Start of Listed entries

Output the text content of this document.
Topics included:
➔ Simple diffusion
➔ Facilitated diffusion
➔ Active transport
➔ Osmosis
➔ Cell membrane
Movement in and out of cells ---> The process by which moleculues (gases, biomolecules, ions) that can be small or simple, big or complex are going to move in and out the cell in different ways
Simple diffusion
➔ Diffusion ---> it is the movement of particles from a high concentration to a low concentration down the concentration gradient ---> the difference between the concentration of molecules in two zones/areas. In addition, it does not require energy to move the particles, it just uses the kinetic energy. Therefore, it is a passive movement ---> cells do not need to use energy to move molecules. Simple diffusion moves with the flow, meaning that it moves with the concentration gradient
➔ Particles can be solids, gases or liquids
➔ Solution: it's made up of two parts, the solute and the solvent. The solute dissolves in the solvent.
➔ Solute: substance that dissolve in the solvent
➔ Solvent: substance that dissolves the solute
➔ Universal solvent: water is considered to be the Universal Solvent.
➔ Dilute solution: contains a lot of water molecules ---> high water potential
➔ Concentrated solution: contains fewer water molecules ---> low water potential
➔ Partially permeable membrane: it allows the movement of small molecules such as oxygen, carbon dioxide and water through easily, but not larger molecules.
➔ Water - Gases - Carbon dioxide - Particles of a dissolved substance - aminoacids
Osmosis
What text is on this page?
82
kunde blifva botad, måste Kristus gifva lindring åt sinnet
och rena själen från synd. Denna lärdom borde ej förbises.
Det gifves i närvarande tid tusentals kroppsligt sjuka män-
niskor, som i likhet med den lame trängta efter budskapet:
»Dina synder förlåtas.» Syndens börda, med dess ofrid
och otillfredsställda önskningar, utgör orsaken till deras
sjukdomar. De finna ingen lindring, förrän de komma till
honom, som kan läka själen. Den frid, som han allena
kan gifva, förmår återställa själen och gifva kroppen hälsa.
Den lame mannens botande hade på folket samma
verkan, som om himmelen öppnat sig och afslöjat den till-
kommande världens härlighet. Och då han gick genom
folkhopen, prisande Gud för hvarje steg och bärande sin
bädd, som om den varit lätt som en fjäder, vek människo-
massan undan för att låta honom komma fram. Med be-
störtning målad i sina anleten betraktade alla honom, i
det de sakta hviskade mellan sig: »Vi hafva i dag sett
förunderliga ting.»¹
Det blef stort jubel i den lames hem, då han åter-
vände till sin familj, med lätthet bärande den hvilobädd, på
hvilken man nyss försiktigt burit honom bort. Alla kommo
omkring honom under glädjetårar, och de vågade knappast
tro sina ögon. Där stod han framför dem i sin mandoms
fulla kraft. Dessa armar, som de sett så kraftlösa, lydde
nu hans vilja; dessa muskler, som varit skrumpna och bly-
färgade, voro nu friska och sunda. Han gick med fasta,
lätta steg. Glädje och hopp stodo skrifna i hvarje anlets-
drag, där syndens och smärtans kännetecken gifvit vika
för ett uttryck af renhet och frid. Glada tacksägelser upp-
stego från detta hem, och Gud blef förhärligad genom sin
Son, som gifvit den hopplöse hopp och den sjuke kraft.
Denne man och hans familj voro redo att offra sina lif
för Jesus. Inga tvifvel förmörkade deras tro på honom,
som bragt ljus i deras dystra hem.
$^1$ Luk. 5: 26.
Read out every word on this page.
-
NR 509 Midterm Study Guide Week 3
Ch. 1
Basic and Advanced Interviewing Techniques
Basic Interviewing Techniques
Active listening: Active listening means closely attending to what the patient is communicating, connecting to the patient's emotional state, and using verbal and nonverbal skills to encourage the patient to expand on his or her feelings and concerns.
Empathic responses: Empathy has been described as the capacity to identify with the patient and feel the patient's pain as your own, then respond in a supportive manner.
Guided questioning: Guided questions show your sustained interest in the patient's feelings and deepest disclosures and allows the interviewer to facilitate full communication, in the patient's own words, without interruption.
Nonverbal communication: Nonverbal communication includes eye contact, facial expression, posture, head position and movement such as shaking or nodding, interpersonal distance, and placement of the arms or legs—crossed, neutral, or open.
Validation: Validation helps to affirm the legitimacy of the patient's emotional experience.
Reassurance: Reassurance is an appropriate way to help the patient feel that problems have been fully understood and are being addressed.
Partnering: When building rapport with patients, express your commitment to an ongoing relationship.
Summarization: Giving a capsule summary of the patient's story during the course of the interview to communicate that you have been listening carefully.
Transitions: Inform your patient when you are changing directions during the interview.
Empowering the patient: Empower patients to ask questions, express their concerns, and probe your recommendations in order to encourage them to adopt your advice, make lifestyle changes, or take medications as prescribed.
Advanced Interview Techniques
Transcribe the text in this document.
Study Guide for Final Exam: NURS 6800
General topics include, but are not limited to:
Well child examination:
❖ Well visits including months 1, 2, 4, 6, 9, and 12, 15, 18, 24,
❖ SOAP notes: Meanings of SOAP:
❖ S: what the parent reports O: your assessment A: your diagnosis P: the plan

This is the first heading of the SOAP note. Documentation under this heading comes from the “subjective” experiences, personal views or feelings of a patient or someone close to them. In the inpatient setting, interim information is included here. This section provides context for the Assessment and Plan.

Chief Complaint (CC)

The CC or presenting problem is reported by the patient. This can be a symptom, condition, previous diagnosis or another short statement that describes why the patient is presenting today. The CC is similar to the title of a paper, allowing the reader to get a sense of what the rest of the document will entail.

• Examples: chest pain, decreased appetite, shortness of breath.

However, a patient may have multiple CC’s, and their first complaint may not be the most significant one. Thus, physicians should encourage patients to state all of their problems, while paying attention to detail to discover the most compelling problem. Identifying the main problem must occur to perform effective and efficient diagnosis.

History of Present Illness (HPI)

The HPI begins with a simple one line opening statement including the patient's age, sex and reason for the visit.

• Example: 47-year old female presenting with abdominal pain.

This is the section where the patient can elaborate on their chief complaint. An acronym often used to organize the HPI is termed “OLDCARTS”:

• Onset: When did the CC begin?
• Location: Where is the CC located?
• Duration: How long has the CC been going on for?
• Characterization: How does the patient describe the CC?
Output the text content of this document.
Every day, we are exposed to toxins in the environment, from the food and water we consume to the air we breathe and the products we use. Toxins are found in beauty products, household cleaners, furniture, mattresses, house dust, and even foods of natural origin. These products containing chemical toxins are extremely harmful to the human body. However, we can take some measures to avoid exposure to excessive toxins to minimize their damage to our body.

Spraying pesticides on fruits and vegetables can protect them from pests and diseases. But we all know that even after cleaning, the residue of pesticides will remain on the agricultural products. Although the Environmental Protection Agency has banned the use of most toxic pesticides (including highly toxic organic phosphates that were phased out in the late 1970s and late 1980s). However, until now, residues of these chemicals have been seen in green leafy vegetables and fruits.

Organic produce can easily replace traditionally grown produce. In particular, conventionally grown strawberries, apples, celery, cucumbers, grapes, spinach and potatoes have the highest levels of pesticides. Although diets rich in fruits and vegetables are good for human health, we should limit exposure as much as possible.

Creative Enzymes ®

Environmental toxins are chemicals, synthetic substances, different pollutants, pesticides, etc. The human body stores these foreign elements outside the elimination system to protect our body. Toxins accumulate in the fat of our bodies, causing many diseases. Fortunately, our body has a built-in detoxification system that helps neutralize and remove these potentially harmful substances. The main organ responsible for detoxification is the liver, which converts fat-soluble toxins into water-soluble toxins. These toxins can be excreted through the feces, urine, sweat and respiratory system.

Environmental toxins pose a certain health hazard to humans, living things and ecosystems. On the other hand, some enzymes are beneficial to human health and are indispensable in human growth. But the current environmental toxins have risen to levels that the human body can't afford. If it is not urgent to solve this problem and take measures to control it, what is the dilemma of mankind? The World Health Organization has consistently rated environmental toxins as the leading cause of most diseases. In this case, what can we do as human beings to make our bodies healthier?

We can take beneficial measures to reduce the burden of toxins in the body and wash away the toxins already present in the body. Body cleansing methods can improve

End of Listed entries

▶ _What to produce_:
Wherever a line above includes the string "själen", count it; give only the final tally.

▶ _Response_:
3